→ Do this:
Repeat all the material exactly; pictures stay out of your copy.
--- Begin ---
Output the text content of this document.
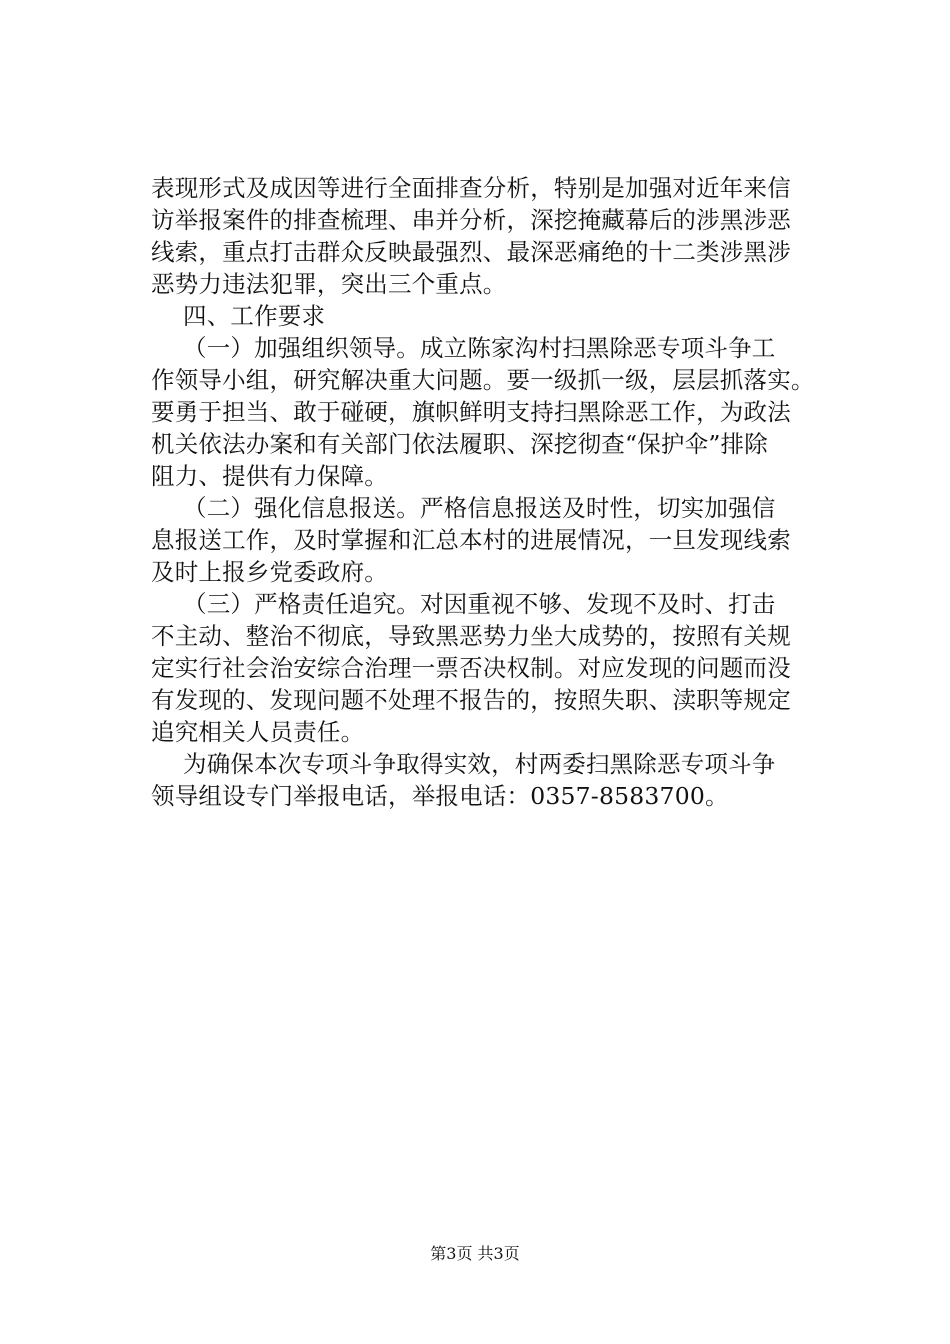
表现形式及成因等进行全面排查分析，特别是加强对近年来信
访举报案件的排查梳理、串并分析，深挖掩藏幕后的涉黑涉恶
线索，重点打击群众反映最强烈、最深恶痛绝的十二类涉黑涉
恶势力违法犯罪，突出三个重点。
四、工作要求
（一）加强组织领导。成立陈家沟村扫黑除恶专项斗争工
作领导小组，研究解决重大问题。要一级抓一级，层层抓落实。
要勇于担当、敢于碰硬，旗帜鲜明支持扫黑除恶工作，为政法
机关依法办案和有关部门依法履职、深挖彻查“保护伞”排除
阻力、提供有力保障。
（二）强化信息报送。严格信息报送及时性，切实加强信
息报送工作，及时掌握和汇总本村的进展情况，一旦发现线索
及时上报乡党委政府。
（三）严格责任追究。对因重视不够、发现不及时、打击
不主动、整治不彻底，导致黑恶势力坐大成势的，按照有关规
定实行社会治安综合治理一票否决权制。对应发现的问题而没
有发现的、发现问题不处理不报告的，按照失职、渎职等规定
追究相关人员责任。
为确保本次专项斗争取得实效，村两委扫黑除恶专项斗争
领导组设专门举报电话，举报电话：0357-8583700。
第3页 共3页
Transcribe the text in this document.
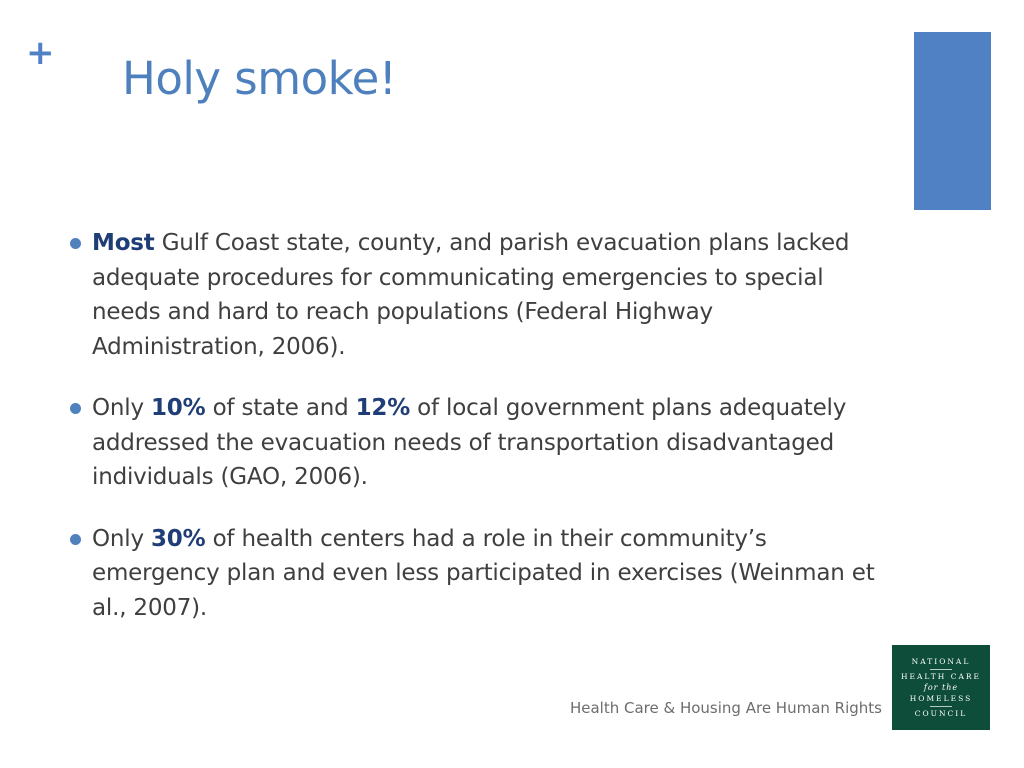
+ Holy smoke!
Most Gulf Coast state, county, and parish evacuation plans lacked adequate procedures for communicating emergencies to special needs and hard to reach populations (Federal Highway Administration, 2006).
Only 10% of state and 12% of local government plans adequately addressed the evacuation needs of transportation disadvantaged individuals (GAO, 2006).
Only 30% of health centers had a role in their community’s emergency plan and even less participated in exercises (Weinman et al., 2007).
Health Care & Housing Are Human Rights
NATIONAL
HEALTH CARE
for the
HOMELESS
COUNCIL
--- End ---
→ Output for this task:
Output the text content of this document.
表现形式及成因等进行全面排查分析，特别是加强对近年来信
访举报案件的排查梳理、串并分析，深挖掩藏幕后的涉黑涉恶
线索，重点打击群众反映最强烈、最深恶痛绝的十二类涉黑涉
恶势力违法犯罪，突出三个重点。
四、工作要求
（一）加强组织领导。成立陈家沟村扫黑除恶专项斗争工
作领导小组，研究解决重大问题。要一级抓一级，层层抓落实。
要勇于担当、敢于碰硬，旗帜鲜明支持扫黑除恶工作，为政法
机关依法办案和有关部门依法履职、深挖彻查“保护伞”排除
阻力、提供有力保障。
（二）强化信息报送。严格信息报送及时性，切实加强信
息报送工作，及时掌握和汇总本村的进展情况，一旦发现线索
及时上报乡党委政府。
（三）严格责任追究。对因重视不够、发现不及时、打击
不主动、整治不彻底，导致黑恶势力坐大成势的，按照有关规
定实行社会治安综合治理一票否决权制。对应发现的问题而没
有发现的、发现问题不处理不报告的，按照失职、渎职等规定
追究相关人员责任。
为确保本次专项斗争取得实效，村两委扫黑除恶专项斗争
领导组设专门举报电话，举报电话：0357-8583700。
第3页 共3页
Transcribe the text in this document.
+ Holy smoke!
Most Gulf Coast state, county, and parish evacuation plans lacked adequate procedures for communicating emergencies to special needs and hard to reach populations (Federal Highway Administration, 2006).
Only 10% of state and 12% of local government plans adequately addressed the evacuation needs of transportation disadvantaged individuals (GAO, 2006).
Only 30% of health centers had a role in their community’s emergency plan and even less participated in exercises (Weinman et al., 2007).
Health Care & Housing Are Human Rights
NATIONAL
HEALTH CARE
for the
HOMELESS
COUNCIL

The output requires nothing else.